Request: Quote the whole listing verbatim.

▽

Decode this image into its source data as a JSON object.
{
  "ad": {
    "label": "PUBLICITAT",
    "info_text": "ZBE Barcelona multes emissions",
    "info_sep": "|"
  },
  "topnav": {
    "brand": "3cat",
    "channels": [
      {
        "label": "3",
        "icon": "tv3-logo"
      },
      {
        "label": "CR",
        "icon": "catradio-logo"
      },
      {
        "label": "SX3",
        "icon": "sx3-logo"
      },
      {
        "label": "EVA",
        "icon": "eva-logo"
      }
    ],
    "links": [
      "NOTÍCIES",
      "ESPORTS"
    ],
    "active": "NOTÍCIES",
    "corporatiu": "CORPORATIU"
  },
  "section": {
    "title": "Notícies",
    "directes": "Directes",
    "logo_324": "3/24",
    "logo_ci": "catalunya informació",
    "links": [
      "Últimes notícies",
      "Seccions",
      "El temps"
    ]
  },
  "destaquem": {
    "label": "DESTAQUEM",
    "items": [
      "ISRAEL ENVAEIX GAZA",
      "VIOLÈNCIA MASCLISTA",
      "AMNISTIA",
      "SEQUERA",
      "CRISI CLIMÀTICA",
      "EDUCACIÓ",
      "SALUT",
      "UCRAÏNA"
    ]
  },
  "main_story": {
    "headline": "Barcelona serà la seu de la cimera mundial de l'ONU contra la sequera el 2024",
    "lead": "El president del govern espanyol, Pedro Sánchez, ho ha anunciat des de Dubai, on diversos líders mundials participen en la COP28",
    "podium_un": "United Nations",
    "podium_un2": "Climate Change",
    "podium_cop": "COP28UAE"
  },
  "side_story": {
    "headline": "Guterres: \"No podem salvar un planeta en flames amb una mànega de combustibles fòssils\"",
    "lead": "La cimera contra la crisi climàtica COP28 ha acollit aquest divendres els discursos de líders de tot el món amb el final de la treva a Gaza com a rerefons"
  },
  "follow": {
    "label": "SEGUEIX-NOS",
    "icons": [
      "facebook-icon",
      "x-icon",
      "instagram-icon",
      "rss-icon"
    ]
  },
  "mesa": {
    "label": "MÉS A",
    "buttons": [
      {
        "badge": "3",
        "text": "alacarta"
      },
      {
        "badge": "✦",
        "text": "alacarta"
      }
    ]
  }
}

△

Task answer:
Decode this image into its source data as a JSON object.
{
  "ad": {
    "label": "PUBLICITAT",
    "info_text": "ZBE Barcelona multes emissions",
    "info_sep": "|"
  },
  "topnav": {
    "brand": "3cat",
    "channels": [
      {
        "label": "3",
        "icon": "tv3-logo"
      },
      {
        "label": "CR",
        "icon": "catradio-logo"
      },
      {
        "label": "SX3",
        "icon": "sx3-logo"
      },
      {
        "label": "EVA",
        "icon": "eva-logo"
      }
    ],
    "links": [
      "NOTÍCIES",
      "ESPORTS"
    ],
    "active": "NOTÍCIES",
    "corporatiu": "CORPORATIU"
  },
  "section": {
    "title": "Notícies",
    "directes": "Directes",
    "logo_324": "3/24",
    "logo_ci": "catalunya informació",
    "links": [
      "Últimes notícies",
      "Seccions",
      "El temps"
    ]
  },
  "destaquem": {
    "label": "DESTAQUEM",
    "items": [
      "ISRAEL ENVAEIX GAZA",
      "VIOLÈNCIA MASCLISTA",
      "AMNISTIA",
      "SEQUERA",
      "CRISI CLIMÀTICA",
      "EDUCACIÓ",
      "SALUT",
      "UCRAÏNA"
    ]
  },
  "main_story": {
    "headline": "Barcelona serà la seu de la cimera mundial de l'ONU contra la sequera el 2024",
    "lead": "El president del govern espanyol, Pedro Sánchez, ho ha anunciat des de Dubai, on diversos líders mundials participen en la COP28",
    "podium_un": "United Nations",
    "podium_un2": "Climate Change",
    "podium_cop": "COP28UAE"
  },
  "side_story": {
    "headline": "Guterres: \"No podem salvar un planeta en flames amb una mànega de combustibles fòssils\"",
    "lead": "La cimera contra la crisi climàtica COP28 ha acollit aquest divendres els discursos de líders de tot el món amb el final de la treva a Gaza com a rerefons"
  },
  "follow": {
    "label": "SEGUEIX-NOS",
    "icons": [
      "facebook-icon",
      "x-icon",
      "instagram-icon",
      "rss-icon"
    ]
  },
  "mesa": {
    "label": "MÉS A",
    "buttons": [
      {
        "badge": "3",
        "text": "alacarta"
      },
      {
        "badge": "✦",
        "text": "alacarta"
      }
    ]
  }
}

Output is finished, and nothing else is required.